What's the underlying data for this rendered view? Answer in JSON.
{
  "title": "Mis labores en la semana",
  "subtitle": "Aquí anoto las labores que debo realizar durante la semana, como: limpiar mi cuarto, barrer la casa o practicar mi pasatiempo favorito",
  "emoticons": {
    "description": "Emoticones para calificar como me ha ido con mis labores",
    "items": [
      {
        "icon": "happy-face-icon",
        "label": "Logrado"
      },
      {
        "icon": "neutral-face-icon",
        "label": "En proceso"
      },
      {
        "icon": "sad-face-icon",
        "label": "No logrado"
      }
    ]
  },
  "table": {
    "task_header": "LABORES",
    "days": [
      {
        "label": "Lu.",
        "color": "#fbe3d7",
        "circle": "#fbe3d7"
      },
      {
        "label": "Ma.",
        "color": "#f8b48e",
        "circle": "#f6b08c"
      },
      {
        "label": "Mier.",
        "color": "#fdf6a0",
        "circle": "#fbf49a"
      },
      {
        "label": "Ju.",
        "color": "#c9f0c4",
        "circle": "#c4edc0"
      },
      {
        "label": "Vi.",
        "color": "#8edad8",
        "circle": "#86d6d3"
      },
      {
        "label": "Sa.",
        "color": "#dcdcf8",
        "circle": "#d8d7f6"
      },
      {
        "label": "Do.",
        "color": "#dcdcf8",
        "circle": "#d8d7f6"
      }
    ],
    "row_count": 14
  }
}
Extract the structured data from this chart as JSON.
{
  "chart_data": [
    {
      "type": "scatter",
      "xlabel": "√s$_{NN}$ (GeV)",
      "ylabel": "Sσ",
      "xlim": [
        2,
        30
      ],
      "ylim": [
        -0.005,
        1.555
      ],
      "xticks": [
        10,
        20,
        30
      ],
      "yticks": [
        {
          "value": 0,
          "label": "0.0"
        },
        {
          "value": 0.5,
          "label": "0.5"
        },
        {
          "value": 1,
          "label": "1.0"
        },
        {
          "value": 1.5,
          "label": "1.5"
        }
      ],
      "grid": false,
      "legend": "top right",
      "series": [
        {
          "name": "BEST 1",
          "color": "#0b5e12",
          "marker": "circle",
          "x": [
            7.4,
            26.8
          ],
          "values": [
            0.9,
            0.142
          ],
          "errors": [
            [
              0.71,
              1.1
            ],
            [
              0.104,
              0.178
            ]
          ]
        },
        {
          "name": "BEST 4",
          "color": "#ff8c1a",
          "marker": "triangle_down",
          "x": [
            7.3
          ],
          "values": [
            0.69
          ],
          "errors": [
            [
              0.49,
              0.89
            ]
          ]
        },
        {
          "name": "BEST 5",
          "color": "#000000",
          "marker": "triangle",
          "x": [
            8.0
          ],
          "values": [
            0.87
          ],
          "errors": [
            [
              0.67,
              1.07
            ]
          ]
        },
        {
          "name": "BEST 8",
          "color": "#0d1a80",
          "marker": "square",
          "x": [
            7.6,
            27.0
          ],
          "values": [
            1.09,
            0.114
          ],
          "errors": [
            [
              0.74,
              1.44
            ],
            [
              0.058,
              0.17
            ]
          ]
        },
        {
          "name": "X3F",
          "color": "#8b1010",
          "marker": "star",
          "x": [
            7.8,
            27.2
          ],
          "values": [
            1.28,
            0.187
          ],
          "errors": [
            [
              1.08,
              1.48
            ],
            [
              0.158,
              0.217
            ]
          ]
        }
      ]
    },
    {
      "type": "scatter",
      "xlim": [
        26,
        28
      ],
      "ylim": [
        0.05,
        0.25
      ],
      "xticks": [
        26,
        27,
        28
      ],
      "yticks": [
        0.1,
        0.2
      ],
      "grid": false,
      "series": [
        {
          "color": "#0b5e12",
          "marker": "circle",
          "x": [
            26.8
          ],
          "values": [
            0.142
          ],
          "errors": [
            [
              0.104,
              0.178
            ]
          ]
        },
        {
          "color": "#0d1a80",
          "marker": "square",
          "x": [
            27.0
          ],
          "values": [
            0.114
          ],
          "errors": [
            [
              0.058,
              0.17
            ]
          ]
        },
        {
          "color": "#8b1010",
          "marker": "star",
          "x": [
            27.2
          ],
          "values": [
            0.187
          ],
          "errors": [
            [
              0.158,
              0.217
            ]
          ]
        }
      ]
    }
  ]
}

##########

> **What is asked**: Within the entries above, report how many lines include "this", and keep the answer to the number.

> **Worked answer**: 2